_Data for processing_:
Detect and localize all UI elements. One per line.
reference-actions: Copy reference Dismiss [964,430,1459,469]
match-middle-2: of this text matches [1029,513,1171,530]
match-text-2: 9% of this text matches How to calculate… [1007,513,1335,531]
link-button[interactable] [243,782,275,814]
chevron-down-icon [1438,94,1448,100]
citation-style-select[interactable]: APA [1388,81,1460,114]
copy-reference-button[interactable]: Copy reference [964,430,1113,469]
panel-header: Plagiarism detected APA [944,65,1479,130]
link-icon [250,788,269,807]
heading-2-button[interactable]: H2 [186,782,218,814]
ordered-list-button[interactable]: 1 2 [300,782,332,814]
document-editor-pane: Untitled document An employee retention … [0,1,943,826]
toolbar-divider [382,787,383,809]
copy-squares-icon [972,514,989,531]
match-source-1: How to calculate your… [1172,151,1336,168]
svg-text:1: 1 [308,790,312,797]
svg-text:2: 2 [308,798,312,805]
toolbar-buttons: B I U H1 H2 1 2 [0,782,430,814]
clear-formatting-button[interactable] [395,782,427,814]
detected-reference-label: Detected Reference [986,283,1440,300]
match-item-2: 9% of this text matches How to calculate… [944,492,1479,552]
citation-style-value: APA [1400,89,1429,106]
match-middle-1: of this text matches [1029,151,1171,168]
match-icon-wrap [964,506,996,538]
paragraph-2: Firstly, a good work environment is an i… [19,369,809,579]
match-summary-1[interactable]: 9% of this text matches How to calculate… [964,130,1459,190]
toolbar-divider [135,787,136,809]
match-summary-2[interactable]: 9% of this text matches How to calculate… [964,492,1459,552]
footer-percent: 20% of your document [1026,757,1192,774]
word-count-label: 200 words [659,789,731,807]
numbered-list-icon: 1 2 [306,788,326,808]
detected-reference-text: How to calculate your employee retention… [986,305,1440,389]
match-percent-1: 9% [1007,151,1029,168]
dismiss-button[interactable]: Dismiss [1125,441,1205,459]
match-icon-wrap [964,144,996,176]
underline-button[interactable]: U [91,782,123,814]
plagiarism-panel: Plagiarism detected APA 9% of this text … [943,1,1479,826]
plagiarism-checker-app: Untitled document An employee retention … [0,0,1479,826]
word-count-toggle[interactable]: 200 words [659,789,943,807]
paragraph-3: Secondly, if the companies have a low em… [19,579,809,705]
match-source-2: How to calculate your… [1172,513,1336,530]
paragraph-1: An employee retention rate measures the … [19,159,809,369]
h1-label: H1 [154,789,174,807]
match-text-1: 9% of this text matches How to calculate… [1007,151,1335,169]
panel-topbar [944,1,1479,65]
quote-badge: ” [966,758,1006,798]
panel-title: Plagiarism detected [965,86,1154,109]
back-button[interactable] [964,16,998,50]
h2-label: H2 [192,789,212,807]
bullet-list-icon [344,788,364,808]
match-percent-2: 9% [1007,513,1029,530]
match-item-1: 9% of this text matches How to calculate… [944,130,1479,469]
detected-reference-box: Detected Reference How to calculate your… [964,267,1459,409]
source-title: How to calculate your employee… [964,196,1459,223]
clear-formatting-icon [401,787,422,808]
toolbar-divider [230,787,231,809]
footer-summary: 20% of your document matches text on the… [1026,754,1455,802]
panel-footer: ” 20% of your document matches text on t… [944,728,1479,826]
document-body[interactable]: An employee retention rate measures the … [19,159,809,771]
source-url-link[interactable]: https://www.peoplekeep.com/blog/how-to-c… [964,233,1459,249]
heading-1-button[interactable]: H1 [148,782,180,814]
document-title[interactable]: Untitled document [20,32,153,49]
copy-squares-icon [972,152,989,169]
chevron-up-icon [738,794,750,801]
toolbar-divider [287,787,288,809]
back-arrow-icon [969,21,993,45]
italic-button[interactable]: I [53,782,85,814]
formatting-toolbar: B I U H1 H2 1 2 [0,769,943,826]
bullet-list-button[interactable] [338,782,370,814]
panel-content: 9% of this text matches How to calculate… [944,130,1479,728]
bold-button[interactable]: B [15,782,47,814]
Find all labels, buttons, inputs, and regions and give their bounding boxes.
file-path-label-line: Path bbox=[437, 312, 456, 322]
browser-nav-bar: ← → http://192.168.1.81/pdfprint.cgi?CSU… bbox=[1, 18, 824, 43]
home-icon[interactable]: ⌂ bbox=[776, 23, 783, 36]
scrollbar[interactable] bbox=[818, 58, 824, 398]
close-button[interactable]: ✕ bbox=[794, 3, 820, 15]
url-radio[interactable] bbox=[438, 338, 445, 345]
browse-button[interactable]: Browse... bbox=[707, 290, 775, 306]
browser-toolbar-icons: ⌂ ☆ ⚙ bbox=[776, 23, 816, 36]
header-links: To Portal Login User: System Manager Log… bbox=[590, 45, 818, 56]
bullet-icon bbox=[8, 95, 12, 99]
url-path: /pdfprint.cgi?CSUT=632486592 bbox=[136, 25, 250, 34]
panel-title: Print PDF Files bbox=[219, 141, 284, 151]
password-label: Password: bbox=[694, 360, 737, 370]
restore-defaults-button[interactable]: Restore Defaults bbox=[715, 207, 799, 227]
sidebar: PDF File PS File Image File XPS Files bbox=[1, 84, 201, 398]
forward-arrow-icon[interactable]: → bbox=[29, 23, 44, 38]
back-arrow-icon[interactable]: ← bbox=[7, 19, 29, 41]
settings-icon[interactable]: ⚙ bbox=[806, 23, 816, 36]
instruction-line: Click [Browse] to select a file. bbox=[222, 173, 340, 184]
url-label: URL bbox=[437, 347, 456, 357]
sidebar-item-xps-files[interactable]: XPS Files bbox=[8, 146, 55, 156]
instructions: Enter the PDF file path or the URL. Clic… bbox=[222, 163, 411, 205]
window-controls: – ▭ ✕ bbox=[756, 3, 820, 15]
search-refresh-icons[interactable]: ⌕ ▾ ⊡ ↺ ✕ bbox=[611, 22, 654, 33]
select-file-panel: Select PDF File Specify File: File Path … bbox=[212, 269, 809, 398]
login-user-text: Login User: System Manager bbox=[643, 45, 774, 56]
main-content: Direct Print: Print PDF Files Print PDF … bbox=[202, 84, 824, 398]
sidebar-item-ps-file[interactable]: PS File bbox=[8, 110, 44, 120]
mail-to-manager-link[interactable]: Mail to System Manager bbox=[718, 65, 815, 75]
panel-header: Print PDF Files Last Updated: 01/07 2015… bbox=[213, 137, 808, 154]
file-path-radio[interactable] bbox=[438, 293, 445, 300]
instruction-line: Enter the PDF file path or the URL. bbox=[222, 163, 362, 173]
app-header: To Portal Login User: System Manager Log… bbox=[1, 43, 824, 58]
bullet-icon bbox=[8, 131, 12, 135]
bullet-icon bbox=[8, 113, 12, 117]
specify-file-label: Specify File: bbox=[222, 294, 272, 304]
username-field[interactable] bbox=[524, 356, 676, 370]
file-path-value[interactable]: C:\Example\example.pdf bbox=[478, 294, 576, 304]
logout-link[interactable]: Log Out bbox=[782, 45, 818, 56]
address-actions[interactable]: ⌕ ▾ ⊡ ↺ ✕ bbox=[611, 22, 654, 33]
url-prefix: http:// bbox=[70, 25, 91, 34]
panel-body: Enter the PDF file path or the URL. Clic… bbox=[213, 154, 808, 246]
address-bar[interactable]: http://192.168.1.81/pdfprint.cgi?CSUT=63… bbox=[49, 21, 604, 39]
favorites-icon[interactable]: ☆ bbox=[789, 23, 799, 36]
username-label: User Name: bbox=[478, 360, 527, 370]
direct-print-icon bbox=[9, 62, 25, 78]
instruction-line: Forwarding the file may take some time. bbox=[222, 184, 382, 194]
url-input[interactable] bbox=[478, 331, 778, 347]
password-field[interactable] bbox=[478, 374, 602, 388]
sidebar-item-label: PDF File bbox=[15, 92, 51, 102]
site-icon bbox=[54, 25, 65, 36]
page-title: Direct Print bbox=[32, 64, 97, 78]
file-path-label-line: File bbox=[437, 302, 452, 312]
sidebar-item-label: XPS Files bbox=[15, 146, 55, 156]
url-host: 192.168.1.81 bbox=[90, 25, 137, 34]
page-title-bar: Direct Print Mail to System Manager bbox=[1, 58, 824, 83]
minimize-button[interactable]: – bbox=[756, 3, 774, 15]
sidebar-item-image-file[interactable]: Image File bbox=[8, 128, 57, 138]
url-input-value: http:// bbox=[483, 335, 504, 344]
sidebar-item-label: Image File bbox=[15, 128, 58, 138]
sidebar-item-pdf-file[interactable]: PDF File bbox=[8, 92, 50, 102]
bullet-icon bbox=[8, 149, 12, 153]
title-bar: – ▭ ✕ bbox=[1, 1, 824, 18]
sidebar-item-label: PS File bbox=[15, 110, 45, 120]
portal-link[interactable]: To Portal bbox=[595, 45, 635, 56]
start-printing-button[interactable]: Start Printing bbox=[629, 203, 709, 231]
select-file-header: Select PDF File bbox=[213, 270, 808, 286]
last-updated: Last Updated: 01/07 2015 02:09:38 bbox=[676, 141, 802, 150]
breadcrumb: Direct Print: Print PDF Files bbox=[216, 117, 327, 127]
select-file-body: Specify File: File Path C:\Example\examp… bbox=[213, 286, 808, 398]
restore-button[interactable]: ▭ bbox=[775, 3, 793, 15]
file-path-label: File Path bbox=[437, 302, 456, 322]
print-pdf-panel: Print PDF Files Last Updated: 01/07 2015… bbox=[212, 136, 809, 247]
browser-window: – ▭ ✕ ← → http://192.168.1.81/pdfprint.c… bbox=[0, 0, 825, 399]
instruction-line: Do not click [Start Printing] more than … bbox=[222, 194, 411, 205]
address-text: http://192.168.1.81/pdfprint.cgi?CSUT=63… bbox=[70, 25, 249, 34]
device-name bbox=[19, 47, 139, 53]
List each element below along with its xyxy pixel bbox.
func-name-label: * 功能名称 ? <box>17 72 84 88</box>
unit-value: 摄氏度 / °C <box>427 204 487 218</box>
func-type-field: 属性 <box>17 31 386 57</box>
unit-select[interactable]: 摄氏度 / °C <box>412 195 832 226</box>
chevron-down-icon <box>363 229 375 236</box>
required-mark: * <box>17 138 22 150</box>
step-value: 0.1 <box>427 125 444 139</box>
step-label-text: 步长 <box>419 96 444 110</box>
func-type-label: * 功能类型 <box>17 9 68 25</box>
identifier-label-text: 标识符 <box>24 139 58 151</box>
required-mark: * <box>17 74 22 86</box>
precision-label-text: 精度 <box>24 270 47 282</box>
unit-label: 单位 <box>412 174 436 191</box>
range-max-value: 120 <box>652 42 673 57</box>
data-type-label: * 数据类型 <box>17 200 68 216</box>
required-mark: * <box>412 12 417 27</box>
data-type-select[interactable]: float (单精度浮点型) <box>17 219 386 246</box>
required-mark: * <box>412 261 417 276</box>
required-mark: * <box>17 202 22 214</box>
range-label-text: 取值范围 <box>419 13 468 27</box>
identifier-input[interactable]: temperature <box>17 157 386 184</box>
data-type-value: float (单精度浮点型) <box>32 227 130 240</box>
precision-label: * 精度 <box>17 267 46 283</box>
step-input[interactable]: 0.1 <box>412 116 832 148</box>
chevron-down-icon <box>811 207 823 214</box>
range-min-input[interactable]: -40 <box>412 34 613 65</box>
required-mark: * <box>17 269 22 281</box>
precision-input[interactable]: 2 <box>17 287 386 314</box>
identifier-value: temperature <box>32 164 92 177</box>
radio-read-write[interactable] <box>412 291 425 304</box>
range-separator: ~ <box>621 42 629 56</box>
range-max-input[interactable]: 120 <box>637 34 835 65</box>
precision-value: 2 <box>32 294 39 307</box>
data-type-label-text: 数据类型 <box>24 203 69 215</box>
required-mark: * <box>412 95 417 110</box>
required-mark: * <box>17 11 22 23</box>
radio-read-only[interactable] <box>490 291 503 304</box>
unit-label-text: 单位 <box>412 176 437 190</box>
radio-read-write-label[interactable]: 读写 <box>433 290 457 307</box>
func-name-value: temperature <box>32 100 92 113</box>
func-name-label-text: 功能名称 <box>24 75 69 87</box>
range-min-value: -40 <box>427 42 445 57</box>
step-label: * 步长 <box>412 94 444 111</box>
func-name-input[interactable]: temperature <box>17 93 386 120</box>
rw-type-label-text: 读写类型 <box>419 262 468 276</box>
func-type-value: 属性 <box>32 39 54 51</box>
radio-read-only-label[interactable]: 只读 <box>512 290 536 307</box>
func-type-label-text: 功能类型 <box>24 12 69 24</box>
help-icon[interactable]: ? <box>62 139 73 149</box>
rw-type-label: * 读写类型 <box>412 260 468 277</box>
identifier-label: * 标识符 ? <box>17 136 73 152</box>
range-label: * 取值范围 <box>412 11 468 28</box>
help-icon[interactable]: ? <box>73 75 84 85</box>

_Written request_: Arrange the lines of the data above, from the first line through the line containing "paragraph-2: Firstly, a", as a JSON list of strings with one string per line, omitting any blank lines.

_Final answer_:
[
  "Detect and localize all UI elements. One per line.",
  "reference-actions: Copy reference Dismiss [964,430,1459,469]",
  "match-middle-2: of this text matches [1029,513,1171,530]",
  "match-text-2: 9% of this text matches How to calculate… [1007,513,1335,531]",
  "link-button[interactable] [243,782,275,814]",
  "chevron-down-icon [1438,94,1448,100]",
  "citation-style-select[interactable]: APA [1388,81,1460,114]",
  "copy-reference-button[interactable]: Copy reference [964,430,1113,469]",
  "panel-header: Plagiarism detected APA [944,65,1479,130]",
  "link-icon [250,788,269,807]",
  "heading-2-button[interactable]: H2 [186,782,218,814]",
  "ordered-list-button[interactable]: 1 2 [300,782,332,814]",
  "document-editor-pane: Untitled document An employee retention … [0,1,943,826]",
  "toolbar-divider [382,787,383,809]",
  "copy-squares-icon [972,514,989,531]",
  "match-source-1: How to calculate your… [1172,151,1336,168]",
  "svg-text:1: 1 [308,790,312,797]",
  "svg-text:2: 2 [308,798,312,805]",
  "toolbar-buttons: B I U H1 H2 1 2 [0,782,430,814]",
  "clear-formatting-button[interactable] [395,782,427,814]",
  "detected-reference-label: Detected Reference [986,283,1440,300]",
  "match-item-2: 9% of this text matches How to calculate… [944,492,1479,552]",
  "citation-style-value: APA [1400,89,1429,106]",
  "match-middle-1: of this text matches [1029,151,1171,168]",
  "match-icon-wrap [964,506,996,538]",
  "paragraph-2: Firstly, a good work environment is an i… [19,369,809,579]"
]